# Prompt
Give only the number of lines that include the string "structured".

# Record extracts
'''

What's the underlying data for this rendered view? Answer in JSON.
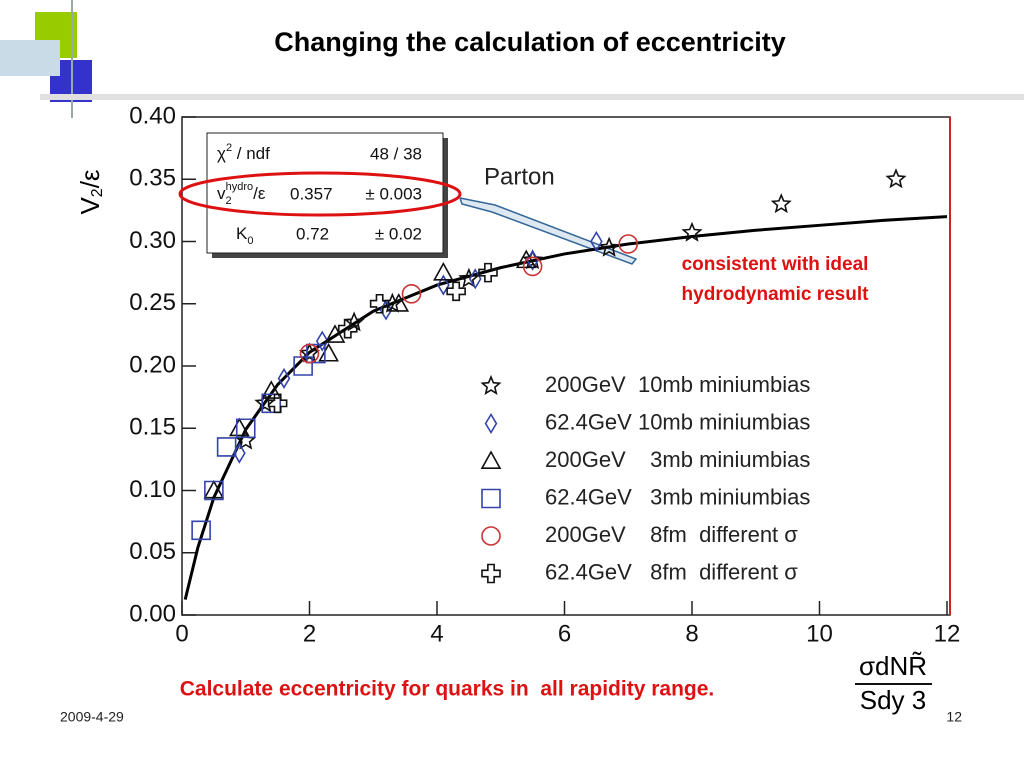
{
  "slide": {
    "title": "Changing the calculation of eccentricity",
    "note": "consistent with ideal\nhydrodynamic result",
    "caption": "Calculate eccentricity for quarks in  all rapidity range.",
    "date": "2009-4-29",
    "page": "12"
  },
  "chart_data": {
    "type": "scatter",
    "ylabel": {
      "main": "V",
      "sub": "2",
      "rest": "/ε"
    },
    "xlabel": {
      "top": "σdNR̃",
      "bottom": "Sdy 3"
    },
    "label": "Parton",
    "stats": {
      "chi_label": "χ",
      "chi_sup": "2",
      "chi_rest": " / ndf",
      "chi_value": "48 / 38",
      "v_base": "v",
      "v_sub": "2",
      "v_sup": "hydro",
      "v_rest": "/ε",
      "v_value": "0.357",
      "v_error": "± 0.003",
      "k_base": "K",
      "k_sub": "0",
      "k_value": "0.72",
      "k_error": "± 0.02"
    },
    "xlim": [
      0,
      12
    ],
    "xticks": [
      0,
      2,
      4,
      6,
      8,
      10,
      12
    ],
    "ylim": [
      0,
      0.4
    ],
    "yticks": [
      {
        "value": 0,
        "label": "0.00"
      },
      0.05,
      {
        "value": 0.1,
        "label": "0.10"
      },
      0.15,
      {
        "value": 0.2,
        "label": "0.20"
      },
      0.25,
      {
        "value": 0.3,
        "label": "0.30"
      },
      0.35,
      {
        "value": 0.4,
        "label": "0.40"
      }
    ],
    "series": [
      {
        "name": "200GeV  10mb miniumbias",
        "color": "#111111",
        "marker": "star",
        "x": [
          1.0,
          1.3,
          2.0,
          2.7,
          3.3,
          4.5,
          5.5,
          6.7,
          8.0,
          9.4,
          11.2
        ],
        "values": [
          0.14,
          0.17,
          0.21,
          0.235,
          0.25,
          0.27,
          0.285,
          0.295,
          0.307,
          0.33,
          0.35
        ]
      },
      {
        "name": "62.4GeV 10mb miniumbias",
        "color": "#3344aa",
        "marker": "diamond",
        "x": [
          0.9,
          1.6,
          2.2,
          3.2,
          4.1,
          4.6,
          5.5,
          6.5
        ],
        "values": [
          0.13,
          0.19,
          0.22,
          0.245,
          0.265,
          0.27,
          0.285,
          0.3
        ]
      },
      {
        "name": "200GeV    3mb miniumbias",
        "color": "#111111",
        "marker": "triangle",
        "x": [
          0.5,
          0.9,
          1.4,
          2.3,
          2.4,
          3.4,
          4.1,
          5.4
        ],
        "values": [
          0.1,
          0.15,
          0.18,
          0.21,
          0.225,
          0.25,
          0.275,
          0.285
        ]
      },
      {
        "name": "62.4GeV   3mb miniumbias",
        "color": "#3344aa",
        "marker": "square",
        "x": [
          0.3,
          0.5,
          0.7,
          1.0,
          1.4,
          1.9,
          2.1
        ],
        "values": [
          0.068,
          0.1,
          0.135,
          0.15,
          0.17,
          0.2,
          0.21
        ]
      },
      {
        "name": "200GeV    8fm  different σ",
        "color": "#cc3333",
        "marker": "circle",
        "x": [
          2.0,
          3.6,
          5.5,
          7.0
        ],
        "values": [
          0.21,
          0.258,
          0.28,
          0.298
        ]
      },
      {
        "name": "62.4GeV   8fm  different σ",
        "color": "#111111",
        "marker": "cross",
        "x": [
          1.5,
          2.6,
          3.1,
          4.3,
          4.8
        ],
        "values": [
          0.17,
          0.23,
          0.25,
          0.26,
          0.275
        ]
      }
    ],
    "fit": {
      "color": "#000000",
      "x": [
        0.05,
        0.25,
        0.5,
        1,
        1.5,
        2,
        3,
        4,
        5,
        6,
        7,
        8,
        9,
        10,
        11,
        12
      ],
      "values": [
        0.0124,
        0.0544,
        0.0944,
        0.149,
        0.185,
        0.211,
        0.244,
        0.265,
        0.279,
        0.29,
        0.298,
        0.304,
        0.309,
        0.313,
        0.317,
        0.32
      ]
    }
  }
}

'''
'''

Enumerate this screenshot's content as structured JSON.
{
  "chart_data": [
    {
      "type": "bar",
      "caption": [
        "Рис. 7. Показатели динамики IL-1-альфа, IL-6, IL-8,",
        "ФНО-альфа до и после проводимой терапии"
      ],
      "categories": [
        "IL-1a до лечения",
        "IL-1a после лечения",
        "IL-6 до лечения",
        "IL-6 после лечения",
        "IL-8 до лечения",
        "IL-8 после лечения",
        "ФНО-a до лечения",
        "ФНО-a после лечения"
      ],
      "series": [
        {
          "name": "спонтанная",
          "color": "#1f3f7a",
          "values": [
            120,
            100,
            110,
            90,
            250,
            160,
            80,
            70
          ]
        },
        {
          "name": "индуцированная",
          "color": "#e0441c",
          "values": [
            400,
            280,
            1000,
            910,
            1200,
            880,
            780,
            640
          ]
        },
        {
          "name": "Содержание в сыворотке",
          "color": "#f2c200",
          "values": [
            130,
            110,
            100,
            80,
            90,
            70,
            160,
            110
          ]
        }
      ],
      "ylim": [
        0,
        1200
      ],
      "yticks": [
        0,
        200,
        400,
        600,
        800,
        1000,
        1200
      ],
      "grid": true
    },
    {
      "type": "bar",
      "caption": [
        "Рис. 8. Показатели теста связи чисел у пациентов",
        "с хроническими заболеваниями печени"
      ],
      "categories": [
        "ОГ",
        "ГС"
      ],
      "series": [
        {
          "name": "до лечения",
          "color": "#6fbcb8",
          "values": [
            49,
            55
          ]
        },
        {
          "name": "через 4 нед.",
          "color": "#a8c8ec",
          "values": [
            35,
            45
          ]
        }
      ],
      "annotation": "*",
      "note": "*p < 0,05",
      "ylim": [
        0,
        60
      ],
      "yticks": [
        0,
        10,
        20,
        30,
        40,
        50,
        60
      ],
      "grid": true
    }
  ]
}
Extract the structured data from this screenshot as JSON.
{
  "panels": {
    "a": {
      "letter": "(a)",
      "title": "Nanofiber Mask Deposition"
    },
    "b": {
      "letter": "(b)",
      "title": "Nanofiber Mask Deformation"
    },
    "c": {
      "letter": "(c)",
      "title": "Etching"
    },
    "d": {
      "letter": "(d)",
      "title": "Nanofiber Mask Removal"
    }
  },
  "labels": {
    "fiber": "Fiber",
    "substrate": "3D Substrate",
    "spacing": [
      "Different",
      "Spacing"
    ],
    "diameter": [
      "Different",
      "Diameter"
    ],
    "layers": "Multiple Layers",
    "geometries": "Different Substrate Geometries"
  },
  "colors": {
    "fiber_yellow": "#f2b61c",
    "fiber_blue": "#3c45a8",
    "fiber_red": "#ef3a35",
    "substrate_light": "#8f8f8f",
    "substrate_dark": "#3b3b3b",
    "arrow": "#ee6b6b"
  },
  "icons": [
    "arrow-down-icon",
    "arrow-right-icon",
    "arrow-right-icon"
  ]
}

'''
'''

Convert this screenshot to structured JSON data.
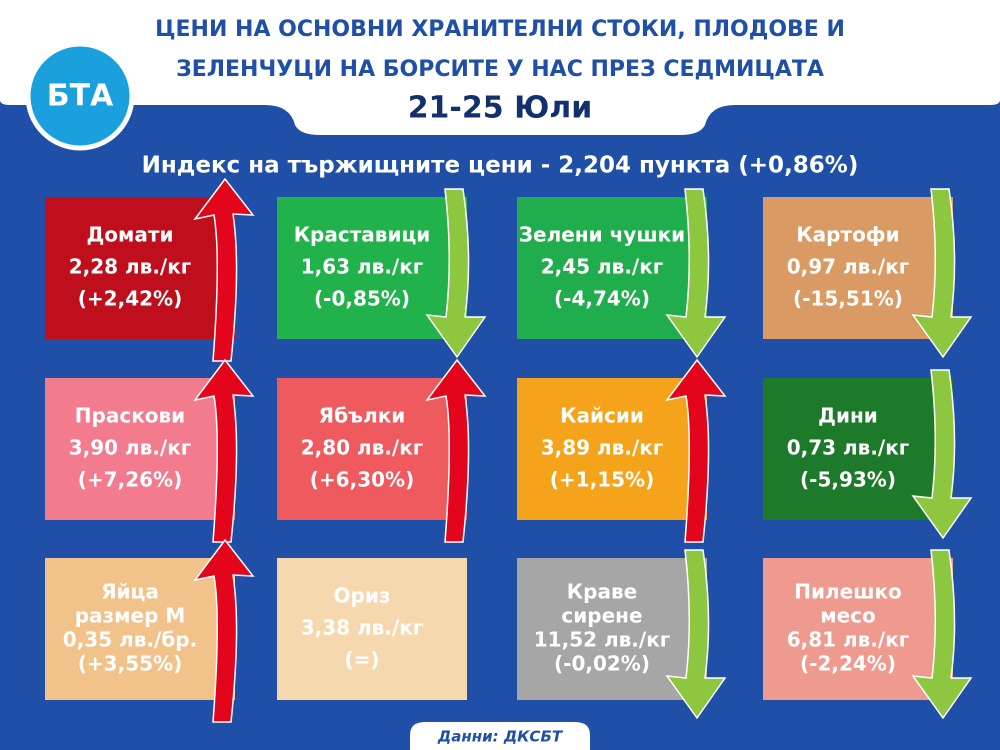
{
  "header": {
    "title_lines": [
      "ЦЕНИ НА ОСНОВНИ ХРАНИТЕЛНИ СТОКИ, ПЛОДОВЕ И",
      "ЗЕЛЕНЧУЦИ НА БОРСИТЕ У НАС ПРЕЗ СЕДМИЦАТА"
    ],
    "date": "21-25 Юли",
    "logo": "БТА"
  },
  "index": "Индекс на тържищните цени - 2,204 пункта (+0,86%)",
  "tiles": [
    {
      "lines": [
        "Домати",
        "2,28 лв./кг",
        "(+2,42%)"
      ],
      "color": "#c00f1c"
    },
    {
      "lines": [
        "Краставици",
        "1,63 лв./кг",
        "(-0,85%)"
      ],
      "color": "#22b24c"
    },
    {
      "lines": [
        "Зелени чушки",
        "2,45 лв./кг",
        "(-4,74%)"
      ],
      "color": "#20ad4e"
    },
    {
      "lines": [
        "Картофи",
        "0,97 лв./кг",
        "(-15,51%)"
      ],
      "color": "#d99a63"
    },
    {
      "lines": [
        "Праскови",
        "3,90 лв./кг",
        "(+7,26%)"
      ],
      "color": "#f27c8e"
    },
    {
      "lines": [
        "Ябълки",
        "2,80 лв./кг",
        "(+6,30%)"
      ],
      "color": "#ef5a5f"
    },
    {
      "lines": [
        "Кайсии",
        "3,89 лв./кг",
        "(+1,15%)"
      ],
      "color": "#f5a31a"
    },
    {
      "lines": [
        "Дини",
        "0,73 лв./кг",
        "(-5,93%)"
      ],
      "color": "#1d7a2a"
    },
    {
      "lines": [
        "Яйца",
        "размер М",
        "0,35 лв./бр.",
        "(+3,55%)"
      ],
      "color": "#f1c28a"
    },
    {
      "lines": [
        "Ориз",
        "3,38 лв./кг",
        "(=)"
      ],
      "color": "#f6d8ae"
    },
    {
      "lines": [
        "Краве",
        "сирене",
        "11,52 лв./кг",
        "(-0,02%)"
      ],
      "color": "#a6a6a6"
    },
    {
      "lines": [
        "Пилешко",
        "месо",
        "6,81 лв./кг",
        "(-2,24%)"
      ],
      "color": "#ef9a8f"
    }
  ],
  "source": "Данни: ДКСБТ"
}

'''

# Reply
3